▼
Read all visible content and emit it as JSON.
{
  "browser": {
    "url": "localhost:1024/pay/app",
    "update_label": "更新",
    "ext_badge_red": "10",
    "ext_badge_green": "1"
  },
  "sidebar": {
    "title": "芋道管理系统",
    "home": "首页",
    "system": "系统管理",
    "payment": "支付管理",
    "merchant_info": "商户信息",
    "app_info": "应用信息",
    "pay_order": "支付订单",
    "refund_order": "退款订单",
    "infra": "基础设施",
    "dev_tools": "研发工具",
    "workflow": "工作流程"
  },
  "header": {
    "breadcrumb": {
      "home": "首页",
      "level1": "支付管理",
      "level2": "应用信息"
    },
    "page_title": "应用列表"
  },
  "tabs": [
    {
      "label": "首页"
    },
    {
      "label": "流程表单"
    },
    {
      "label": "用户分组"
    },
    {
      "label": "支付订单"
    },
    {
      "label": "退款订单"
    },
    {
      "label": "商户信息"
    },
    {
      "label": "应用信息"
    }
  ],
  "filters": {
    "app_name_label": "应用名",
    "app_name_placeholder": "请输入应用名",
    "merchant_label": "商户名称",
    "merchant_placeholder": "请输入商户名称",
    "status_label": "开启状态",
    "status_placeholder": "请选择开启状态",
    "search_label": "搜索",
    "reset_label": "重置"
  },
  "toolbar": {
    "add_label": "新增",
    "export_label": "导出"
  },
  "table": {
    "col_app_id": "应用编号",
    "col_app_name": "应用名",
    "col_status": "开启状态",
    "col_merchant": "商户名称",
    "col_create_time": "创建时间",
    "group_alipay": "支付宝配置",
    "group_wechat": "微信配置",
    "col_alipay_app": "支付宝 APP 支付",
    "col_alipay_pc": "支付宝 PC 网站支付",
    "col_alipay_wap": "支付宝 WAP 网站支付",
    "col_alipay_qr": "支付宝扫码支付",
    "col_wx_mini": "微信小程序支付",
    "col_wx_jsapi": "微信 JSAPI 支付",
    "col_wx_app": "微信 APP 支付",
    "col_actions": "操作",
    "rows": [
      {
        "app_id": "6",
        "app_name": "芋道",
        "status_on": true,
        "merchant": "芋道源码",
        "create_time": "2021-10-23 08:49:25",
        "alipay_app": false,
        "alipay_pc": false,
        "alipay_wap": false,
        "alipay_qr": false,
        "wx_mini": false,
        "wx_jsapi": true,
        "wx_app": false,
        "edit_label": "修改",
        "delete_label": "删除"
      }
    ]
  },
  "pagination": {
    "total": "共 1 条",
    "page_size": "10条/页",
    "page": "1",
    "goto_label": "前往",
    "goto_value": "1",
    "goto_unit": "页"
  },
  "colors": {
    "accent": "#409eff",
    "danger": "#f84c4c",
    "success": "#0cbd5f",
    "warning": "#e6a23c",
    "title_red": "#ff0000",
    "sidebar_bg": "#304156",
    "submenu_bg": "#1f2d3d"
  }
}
▲
### DIRECTIVE
Please repeat all the records above exactly as they appear.

### PROBLEM SOLUTION
Read all visible content and emit it as JSON.
{
  "browser": {
    "url": "localhost:1024/pay/app",
    "update_label": "更新",
    "ext_badge_red": "10",
    "ext_badge_green": "1"
  },
  "sidebar": {
    "title": "芋道管理系统",
    "home": "首页",
    "system": "系统管理",
    "payment": "支付管理",
    "merchant_info": "商户信息",
    "app_info": "应用信息",
    "pay_order": "支付订单",
    "refund_order": "退款订单",
    "infra": "基础设施",
    "dev_tools": "研发工具",
    "workflow": "工作流程"
  },
  "header": {
    "breadcrumb": {
      "home": "首页",
      "level1": "支付管理",
      "level2": "应用信息"
    },
    "page_title": "应用列表"
  },
  "tabs": [
    {
      "label": "首页"
    },
    {
      "label": "流程表单"
    },
    {
      "label": "用户分组"
    },
    {
      "label": "支付订单"
    },
    {
      "label": "退款订单"
    },
    {
      "label": "商户信息"
    },
    {
      "label": "应用信息"
    }
  ],
  "filters": {
    "app_name_label": "应用名",
    "app_name_placeholder": "请输入应用名",
    "merchant_label": "商户名称",
    "merchant_placeholder": "请输入商户名称",
    "status_label": "开启状态",
    "status_placeholder": "请选择开启状态",
    "search_label": "搜索",
    "reset_label": "重置"
  },
  "toolbar": {
    "add_label": "新增",
    "export_label": "导出"
  },
  "table": {
    "col_app_id": "应用编号",
    "col_app_name": "应用名",
    "col_status": "开启状态",
    "col_merchant": "商户名称",
    "col_create_time": "创建时间",
    "group_alipay": "支付宝配置",
    "group_wechat": "微信配置",
    "col_alipay_app": "支付宝 APP 支付",
    "col_alipay_pc": "支付宝 PC 网站支付",
    "col_alipay_wap": "支付宝 WAP 网站支付",
    "col_alipay_qr": "支付宝扫码支付",
    "col_wx_mini": "微信小程序支付",
    "col_wx_jsapi": "微信 JSAPI 支付",
    "col_wx_app": "微信 APP 支付",
    "col_actions": "操作",
    "rows": [
      {
        "app_id": "6",
        "app_name": "芋道",
        "status_on": true,
        "merchant": "芋道源码",
        "create_time": "2021-10-23 08:49:25",
        "alipay_app": false,
        "alipay_pc": false,
        "alipay_wap": false,
        "alipay_qr": false,
        "wx_mini": false,
        "wx_jsapi": true,
        "wx_app": false,
        "edit_label": "修改",
        "delete_label": "删除"
      }
    ]
  },
  "pagination": {
    "total": "共 1 条",
    "page_size": "10条/页",
    "page": "1",
    "goto_label": "前往",
    "goto_value": "1",
    "goto_unit": "页"
  },
  "colors": {
    "accent": "#409eff",
    "danger": "#f84c4c",
    "success": "#0cbd5f",
    "warning": "#e6a23c",
    "title_red": "#ff0000",
    "sidebar_bg": "#304156",
    "submenu_bg": "#1f2d3d"
  }
}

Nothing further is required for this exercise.